(Saved entries)
-- START --

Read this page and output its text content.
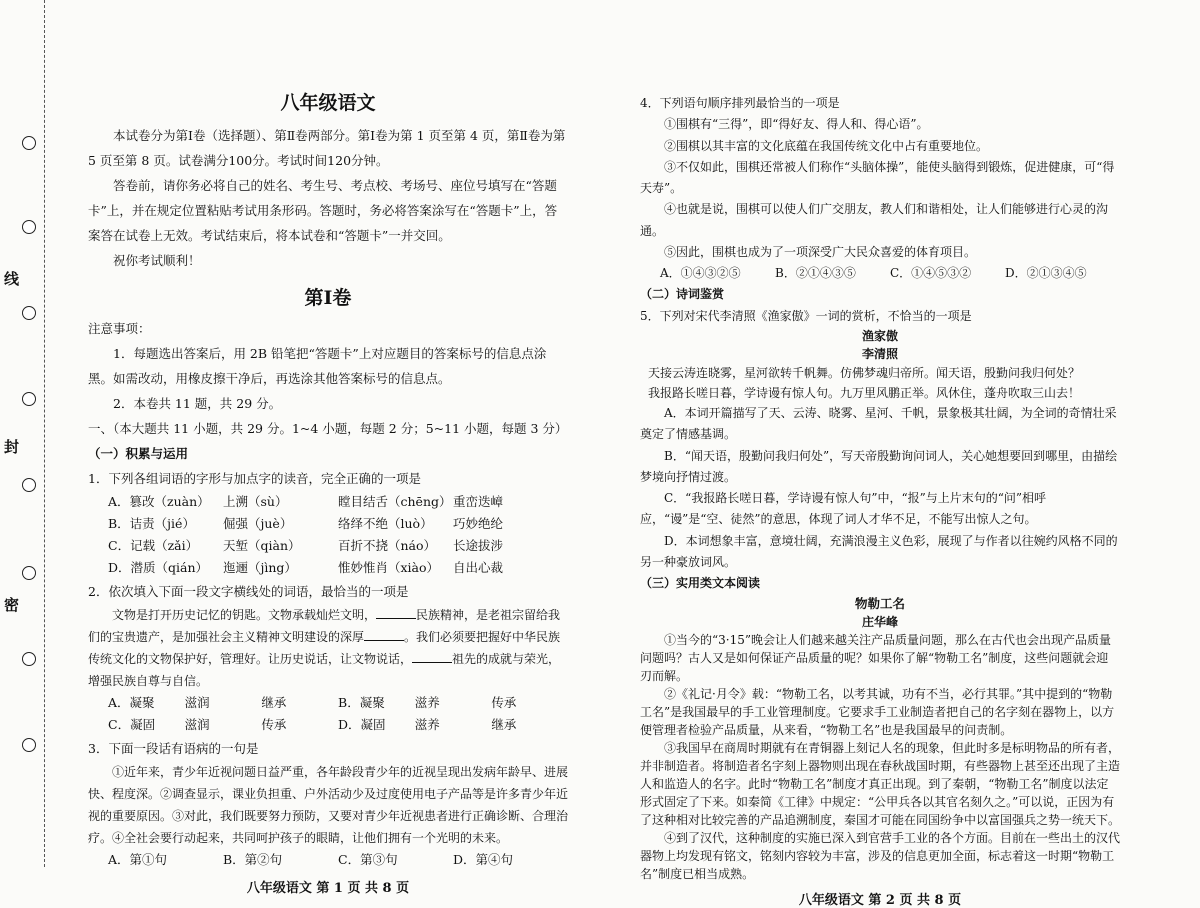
线
封
密
八年级语文

本试卷分为第Ⅰ卷（选择题）、第Ⅱ卷两部分。第Ⅰ卷为第 1 页至第 4 页，第Ⅱ卷为第 5 页至第 8 页。试卷满分100分。考试时间120分钟。

答卷前，请你务必将自己的姓名、考生号、考点校、考场号、座位号填写在“答题卡”上，并在规定位置粘贴考试用条形码。答题时，务必将答案涂写在“答题卡”上，答案答在试卷上无效。考试结束后，将本试卷和“答题卡”一并交回。

祝你考试顺利！

第Ⅰ卷

注意事项：

1．每题选出答案后，用 2B 铅笔把“答题卡”上对应题目的答案标号的信息点涂黑。如需改动，用橡皮擦干净后，再选涂其他答案标号的信息点。

2．本卷共 11 题，共 29 分。

一、（本大题共 11 小题，共 29 分。1~4 小题，每题 2 分；5~11 小题，每题 3 分）

（一）积累与运用

1．下列各组词语的字形与加点字的读音，完全正确的一项是

A．篡改（zuàn）	上溯（sù）	瞠目结舌（chēng） 重峦迭嶂
B．诘责（jié）	倔强（juè）	络绎不绝（luò）	巧妙绝纶
C．记载（zǎi）	天堑（qiàn）	百折不挠（náo）	长途拔涉
D．潜质（qián）	迤逦（jìng）	惟妙惟肖（xiào）	自出心裁

2．依次填入下面一段文字横线处的词语，最恰当的一项是

文物是打开历史记忆的钥匙。文物承载灿烂文明，	民族精神，是老祖宗留给我们的宝贵遗产，是加强社会主义精神文明建设的深厚	。我们必须要把握好中华民族传统文化的文物保护好，管理好。让历史说话，让文物说话，	祖先的成就与荣光，增强民族自尊与自信。

A．凝聚	滋润	继承	B．凝聚	滋养	传承
C．凝固	滋润	传承	D．凝固	滋养	继承

3．下面一段话有语病的一句是

①近年来，青少年近视问题日益严重，各年龄段青少年的近视呈现出发病年龄早、进展快、程度深。②调查显示，课业负担重、户外活动少及过度使用电子产品等是许多青少年近视的重要原因。③对此，我们既要努力预防，又要对青少年近视患者进行正确诊断、合理治疗。④全社会要行动起来，共同呵护孩子的眼睛，让他们拥有一个光明的未来。

A．第①句	B．第②句	C．第③句	D．第④句
八年级语文 第 1 页 共 8 页

4．下列语句顺序排列最恰当的一项是

①围棋有“三得”，即“得好友、得人和、得心语”。

②围棋以其丰富的文化底蕴在我国传统文化中占有重要地位。

③不仅如此，围棋还常被人们称作“头脑体操”，能使头脑得到锻炼，促进健康，可“得天寿”。

④也就是说，围棋可以使人们广交朋友，教人们和谐相处，让人们能够进行心灵的沟通。

⑤因此，围棋也成为了一项深受广大民众喜爱的体育项目。

A．①④③②⑤	B．②①④③⑤	C．①④⑤③②	D．②①③④⑤

（二）诗词鉴赏

5．下列对宋代李清照《渔家傲》一词的赏析，不恰当的一项是

渔家傲
李清照
天接云涛连晓雾，星河欲转千帆舞。仿佛梦魂归帝所。闻天语，殷勤问我归何处？
我报路长嗟日暮，学诗谩有惊人句。九万里风鹏正举。风休住，蓬舟吹取三山去！

A．本词开篇描写了天、云涛、晓雾、星河、千帆，景象极其壮阔，为全词的奇情壮采奠定了情感基调。

B．“闻天语，殷勤问我归何处”，写天帝殷勤询问词人，关心她想要回到哪里，由描绘梦境向抒情过渡。

C．“我报路长嗟日暮，学诗谩有惊人句”中，“报”与上片末句的“问”相呼应，“谩”是“空、徒然”的意思，体现了词人才华不足，不能写出惊人之句。

D．本词想象丰富，意境壮阔，充满浪漫主义色彩，展现了与作者以往婉约风格不同的另一种豪放词风。

（三）实用类文本阅读

物勒工名
庄华峰

①当今的“3·15”晚会让人们越来越关注产品质量问题，那么在古代也会出现产品质量问题吗？古人又是如何保证产品质量的呢？如果你了解“物勒工名”制度，这些问题就会迎刃而解。

②《礼记·月令》载：“物勒工名，以考其诚，功有不当，必行其罪。”其中提到的“物勒工名”是我国最早的手工业管理制度。它要求手工业制造者把自己的名字刻在器物上，以方便管理者检验产品质量，从来看，“物勒工名”也是我国最早的问责制。

③我国早在商周时期就有在青铜器上刻记人名的现象，但此时多是标明物品的所有者，并非制造者。将制造者名字刻上器物则出现在春秋战国时期，有些器物上甚至还出现了主造人和监造人的名字。此时“物勒工名”制度才真正出现。到了秦朝，“物勒工名”制度以法定形式固定了下来。如秦简《工律》中规定：“公甲兵各以其官名刻久之。”可以说，正因为有了这种相对比较完善的产品追溯制度，秦国才可能在同国纷争中以富国强兵之势一统天下。

④到了汉代，这种制度的实施已深入到官营手工业的各个方面。目前在一些出土的汉代器物上均发现有铭文，铭刻内容较为丰富，涉及的信息更加全面，标志着这一时期“物勒工名”制度已相当成熟。

八年级语文 第 2 页 共 8 页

-- END --

▸ **Task details**: Print all of the entries word for word. Omit the pictures they contain.

▸ **Response to the task**:
Read this page and output its text content.
线
封
密
八年级语文

本试卷分为第Ⅰ卷（选择题）、第Ⅱ卷两部分。第Ⅰ卷为第 1 页至第 4 页，第Ⅱ卷为第 5 页至第 8 页。试卷满分100分。考试时间120分钟。

答卷前，请你务必将自己的姓名、考生号、考点校、考场号、座位号填写在“答题卡”上，并在规定位置粘贴考试用条形码。答题时，务必将答案涂写在“答题卡”上，答案答在试卷上无效。考试结束后，将本试卷和“答题卡”一并交回。

祝你考试顺利！

第Ⅰ卷

注意事项：

1．每题选出答案后，用 2B 铅笔把“答题卡”上对应题目的答案标号的信息点涂黑。如需改动，用橡皮擦干净后，再选涂其他答案标号的信息点。

2．本卷共 11 题，共 29 分。

一、（本大题共 11 小题，共 29 分。1~4 小题，每题 2 分；5~11 小题，每题 3 分）

（一）积累与运用

1．下列各组词语的字形与加点字的读音，完全正确的一项是

A．篡改（zuàn）	上溯（sù）	瞠目结舌（chēng） 重峦迭嶂
B．诘责（jié）	倔强（juè）	络绎不绝（luò）	巧妙绝纶
C．记载（zǎi）	天堑（qiàn）	百折不挠（náo）	长途拔涉
D．潜质（qián）	迤逦（jìng）	惟妙惟肖（xiào）	自出心裁

2．依次填入下面一段文字横线处的词语，最恰当的一项是

文物是打开历史记忆的钥匙。文物承载灿烂文明，	民族精神，是老祖宗留给我们的宝贵遗产，是加强社会主义精神文明建设的深厚	。我们必须要把握好中华民族传统文化的文物保护好，管理好。让历史说话，让文物说话，	祖先的成就与荣光，增强民族自尊与自信。

A．凝聚	滋润	继承	B．凝聚	滋养	传承
C．凝固	滋润	传承	D．凝固	滋养	继承

3．下面一段话有语病的一句是

①近年来，青少年近视问题日益严重，各年龄段青少年的近视呈现出发病年龄早、进展快、程度深。②调查显示，课业负担重、户外活动少及过度使用电子产品等是许多青少年近视的重要原因。③对此，我们既要努力预防，又要对青少年近视患者进行正确诊断、合理治疗。④全社会要行动起来，共同呵护孩子的眼睛，让他们拥有一个光明的未来。

A．第①句	B．第②句	C．第③句	D．第④句
八年级语文 第 1 页 共 8 页

4．下列语句顺序排列最恰当的一项是

①围棋有“三得”，即“得好友、得人和、得心语”。

②围棋以其丰富的文化底蕴在我国传统文化中占有重要地位。

③不仅如此，围棋还常被人们称作“头脑体操”，能使头脑得到锻炼，促进健康，可“得天寿”。

④也就是说，围棋可以使人们广交朋友，教人们和谐相处，让人们能够进行心灵的沟通。

⑤因此，围棋也成为了一项深受广大民众喜爱的体育项目。

A．①④③②⑤	B．②①④③⑤	C．①④⑤③②	D．②①③④⑤

（二）诗词鉴赏

5．下列对宋代李清照《渔家傲》一词的赏析，不恰当的一项是

渔家傲
李清照
天接云涛连晓雾，星河欲转千帆舞。仿佛梦魂归帝所。闻天语，殷勤问我归何处？
我报路长嗟日暮，学诗谩有惊人句。九万里风鹏正举。风休住，蓬舟吹取三山去！

A．本词开篇描写了天、云涛、晓雾、星河、千帆，景象极其壮阔，为全词的奇情壮采奠定了情感基调。

B．“闻天语，殷勤问我归何处”，写天帝殷勤询问词人，关心她想要回到哪里，由描绘梦境向抒情过渡。

C．“我报路长嗟日暮，学诗谩有惊人句”中，“报”与上片末句的“问”相呼应，“谩”是“空、徒然”的意思，体现了词人才华不足，不能写出惊人之句。

D．本词想象丰富，意境壮阔，充满浪漫主义色彩，展现了与作者以往婉约风格不同的另一种豪放词风。

（三）实用类文本阅读

物勒工名
庄华峰

①当今的“3·15”晚会让人们越来越关注产品质量问题，那么在古代也会出现产品质量问题吗？古人又是如何保证产品质量的呢？如果你了解“物勒工名”制度，这些问题就会迎刃而解。

②《礼记·月令》载：“物勒工名，以考其诚，功有不当，必行其罪。”其中提到的“物勒工名”是我国最早的手工业管理制度。它要求手工业制造者把自己的名字刻在器物上，以方便管理者检验产品质量，从来看，“物勒工名”也是我国最早的问责制。

③我国早在商周时期就有在青铜器上刻记人名的现象，但此时多是标明物品的所有者，并非制造者。将制造者名字刻上器物则出现在春秋战国时期，有些器物上甚至还出现了主造人和监造人的名字。此时“物勒工名”制度才真正出现。到了秦朝，“物勒工名”制度以法定形式固定了下来。如秦简《工律》中规定：“公甲兵各以其官名刻久之。”可以说，正因为有了这种相对比较完善的产品追溯制度，秦国才可能在同国纷争中以富国强兵之势一统天下。

④到了汉代，这种制度的实施已深入到官营手工业的各个方面。目前在一些出土的汉代器物上均发现有铭文，铭刻内容较为丰富，涉及的信息更加全面，标志着这一时期“物勒工名”制度已相当成熟。

八年级语文 第 2 页 共 8 页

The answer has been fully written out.